## Task prompt
Could you write out every entry exactly as it stands?

Stored entries
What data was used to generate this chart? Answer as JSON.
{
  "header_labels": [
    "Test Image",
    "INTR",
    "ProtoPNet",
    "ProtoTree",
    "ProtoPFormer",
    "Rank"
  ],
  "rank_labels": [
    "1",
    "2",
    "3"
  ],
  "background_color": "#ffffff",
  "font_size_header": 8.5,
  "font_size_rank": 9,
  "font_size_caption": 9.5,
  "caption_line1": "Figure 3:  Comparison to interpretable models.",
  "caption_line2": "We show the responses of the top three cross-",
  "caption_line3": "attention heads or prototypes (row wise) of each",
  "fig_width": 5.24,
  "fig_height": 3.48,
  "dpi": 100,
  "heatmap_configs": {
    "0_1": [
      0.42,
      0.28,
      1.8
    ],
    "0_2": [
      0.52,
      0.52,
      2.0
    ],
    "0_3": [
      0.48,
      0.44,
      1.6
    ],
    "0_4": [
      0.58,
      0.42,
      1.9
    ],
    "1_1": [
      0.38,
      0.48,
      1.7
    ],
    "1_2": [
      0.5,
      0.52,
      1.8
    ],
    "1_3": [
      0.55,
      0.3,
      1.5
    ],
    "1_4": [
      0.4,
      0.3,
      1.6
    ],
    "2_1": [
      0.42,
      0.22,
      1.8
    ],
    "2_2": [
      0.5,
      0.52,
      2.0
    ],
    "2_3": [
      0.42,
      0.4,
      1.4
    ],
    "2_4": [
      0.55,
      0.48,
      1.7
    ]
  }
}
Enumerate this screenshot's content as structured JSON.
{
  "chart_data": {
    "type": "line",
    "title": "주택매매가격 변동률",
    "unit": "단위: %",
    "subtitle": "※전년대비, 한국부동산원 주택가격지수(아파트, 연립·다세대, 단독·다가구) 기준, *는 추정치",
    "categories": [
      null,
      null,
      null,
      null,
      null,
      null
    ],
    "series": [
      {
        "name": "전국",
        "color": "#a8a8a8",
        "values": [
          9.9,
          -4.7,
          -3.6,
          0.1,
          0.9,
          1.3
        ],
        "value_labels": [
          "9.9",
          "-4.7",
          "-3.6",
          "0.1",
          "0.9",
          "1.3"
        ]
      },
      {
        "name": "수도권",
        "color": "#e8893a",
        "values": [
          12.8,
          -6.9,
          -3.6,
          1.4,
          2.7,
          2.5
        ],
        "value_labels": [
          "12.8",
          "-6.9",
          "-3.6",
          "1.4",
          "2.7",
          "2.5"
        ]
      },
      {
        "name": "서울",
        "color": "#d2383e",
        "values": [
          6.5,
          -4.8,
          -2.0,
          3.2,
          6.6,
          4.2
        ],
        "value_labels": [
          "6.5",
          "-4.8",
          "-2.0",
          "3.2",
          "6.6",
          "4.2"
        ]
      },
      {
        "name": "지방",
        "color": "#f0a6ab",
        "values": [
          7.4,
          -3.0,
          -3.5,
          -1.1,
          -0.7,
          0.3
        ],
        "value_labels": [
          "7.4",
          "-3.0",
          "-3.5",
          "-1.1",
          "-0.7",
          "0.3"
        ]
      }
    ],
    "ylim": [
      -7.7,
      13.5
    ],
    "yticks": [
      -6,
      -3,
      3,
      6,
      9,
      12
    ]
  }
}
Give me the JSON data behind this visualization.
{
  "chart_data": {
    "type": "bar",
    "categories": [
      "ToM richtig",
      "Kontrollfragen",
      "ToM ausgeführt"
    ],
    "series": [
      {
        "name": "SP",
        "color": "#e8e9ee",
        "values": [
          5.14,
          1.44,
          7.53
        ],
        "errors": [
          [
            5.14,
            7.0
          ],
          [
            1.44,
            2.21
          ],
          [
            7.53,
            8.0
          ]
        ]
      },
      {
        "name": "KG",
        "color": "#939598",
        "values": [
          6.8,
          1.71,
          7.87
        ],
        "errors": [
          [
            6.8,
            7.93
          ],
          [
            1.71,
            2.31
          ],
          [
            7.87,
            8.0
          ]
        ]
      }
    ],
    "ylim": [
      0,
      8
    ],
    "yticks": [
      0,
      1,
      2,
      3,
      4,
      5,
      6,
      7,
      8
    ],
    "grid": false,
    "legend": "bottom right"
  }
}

## Task output
What data was used to generate this chart? Answer as JSON.
{
  "header_labels": [
    "Test Image",
    "INTR",
    "ProtoPNet",
    "ProtoTree",
    "ProtoPFormer",
    "Rank"
  ],
  "rank_labels": [
    "1",
    "2",
    "3"
  ],
  "background_color": "#ffffff",
  "font_size_header": 8.5,
  "font_size_rank": 9,
  "font_size_caption": 9.5,
  "caption_line1": "Figure 3:  Comparison to interpretable models.",
  "caption_line2": "We show the responses of the top three cross-",
  "caption_line3": "attention heads or prototypes (row wise) of each",
  "fig_width": 5.24,
  "fig_height": 3.48,
  "dpi": 100,
  "heatmap_configs": {
    "0_1": [
      0.42,
      0.28,
      1.8
    ],
    "0_2": [
      0.52,
      0.52,
      2.0
    ],
    "0_3": [
      0.48,
      0.44,
      1.6
    ],
    "0_4": [
      0.58,
      0.42,
      1.9
    ],
    "1_1": [
      0.38,
      0.48,
      1.7
    ],
    "1_2": [
      0.5,
      0.52,
      1.8
    ],
    "1_3": [
      0.55,
      0.3,
      1.5
    ],
    "1_4": [
      0.4,
      0.3,
      1.6
    ],
    "2_1": [
      0.42,
      0.22,
      1.8
    ],
    "2_2": [
      0.5,
      0.52,
      2.0
    ],
    "2_3": [
      0.42,
      0.4,
      1.4
    ],
    "2_4": [
      0.55,
      0.48,
      1.7
    ]
  }
}
Enumerate this screenshot's content as structured JSON.
{
  "chart_data": {
    "type": "line",
    "title": "주택매매가격 변동률",
    "unit": "단위: %",
    "subtitle": "※전년대비, 한국부동산원 주택가격지수(아파트, 연립·다세대, 단독·다가구) 기준, *는 추정치",
    "categories": [
      null,
      null,
      null,
      null,
      null,
      null
    ],
    "series": [
      {
        "name": "전국",
        "color": "#a8a8a8",
        "values": [
          9.9,
          -4.7,
          -3.6,
          0.1,
          0.9,
          1.3
        ],
        "value_labels": [
          "9.9",
          "-4.7",
          "-3.6",
          "0.1",
          "0.9",
          "1.3"
        ]
      },
      {
        "name": "수도권",
        "color": "#e8893a",
        "values": [
          12.8,
          -6.9,
          -3.6,
          1.4,
          2.7,
          2.5
        ],
        "value_labels": [
          "12.8",
          "-6.9",
          "-3.6",
          "1.4",
          "2.7",
          "2.5"
        ]
      },
      {
        "name": "서울",
        "color": "#d2383e",
        "values": [
          6.5,
          -4.8,
          -2.0,
          3.2,
          6.6,
          4.2
        ],
        "value_labels": [
          "6.5",
          "-4.8",
          "-2.0",
          "3.2",
          "6.6",
          "4.2"
        ]
      },
      {
        "name": "지방",
        "color": "#f0a6ab",
        "values": [
          7.4,
          -3.0,
          -3.5,
          -1.1,
          -0.7,
          0.3
        ],
        "value_labels": [
          "7.4",
          "-3.0",
          "-3.5",
          "-1.1",
          "-0.7",
          "0.3"
        ]
      }
    ],
    "ylim": [
      -7.7,
      13.5
    ],
    "yticks": [
      -6,
      -3,
      3,
      6,
      9,
      12
    ]
  }
}
Give me the JSON data behind this visualization.
{
  "chart_data": {
    "type": "bar",
    "categories": [
      "ToM richtig",
      "Kontrollfragen",
      "ToM ausgeführt"
    ],
    "series": [
      {
        "name": "SP",
        "color": "#e8e9ee",
        "values": [
          5.14,
          1.44,
          7.53
        ],
        "errors": [
          [
            5.14,
            7.0
          ],
          [
            1.44,
            2.21
          ],
          [
            7.53,
            8.0
          ]
        ]
      },
      {
        "name": "KG",
        "color": "#939598",
        "values": [
          6.8,
          1.71,
          7.87
        ],
        "errors": [
          [
            6.8,
            7.93
          ],
          [
            1.71,
            2.31
          ],
          [
            7.87,
            8.0
          ]
        ]
      }
    ],
    "ylim": [
      0,
      8
    ],
    "yticks": [
      0,
      1,
      2,
      3,
      4,
      5,
      6,
      7,
      8
    ],
    "grid": false,
    "legend": "bottom right"
  }
}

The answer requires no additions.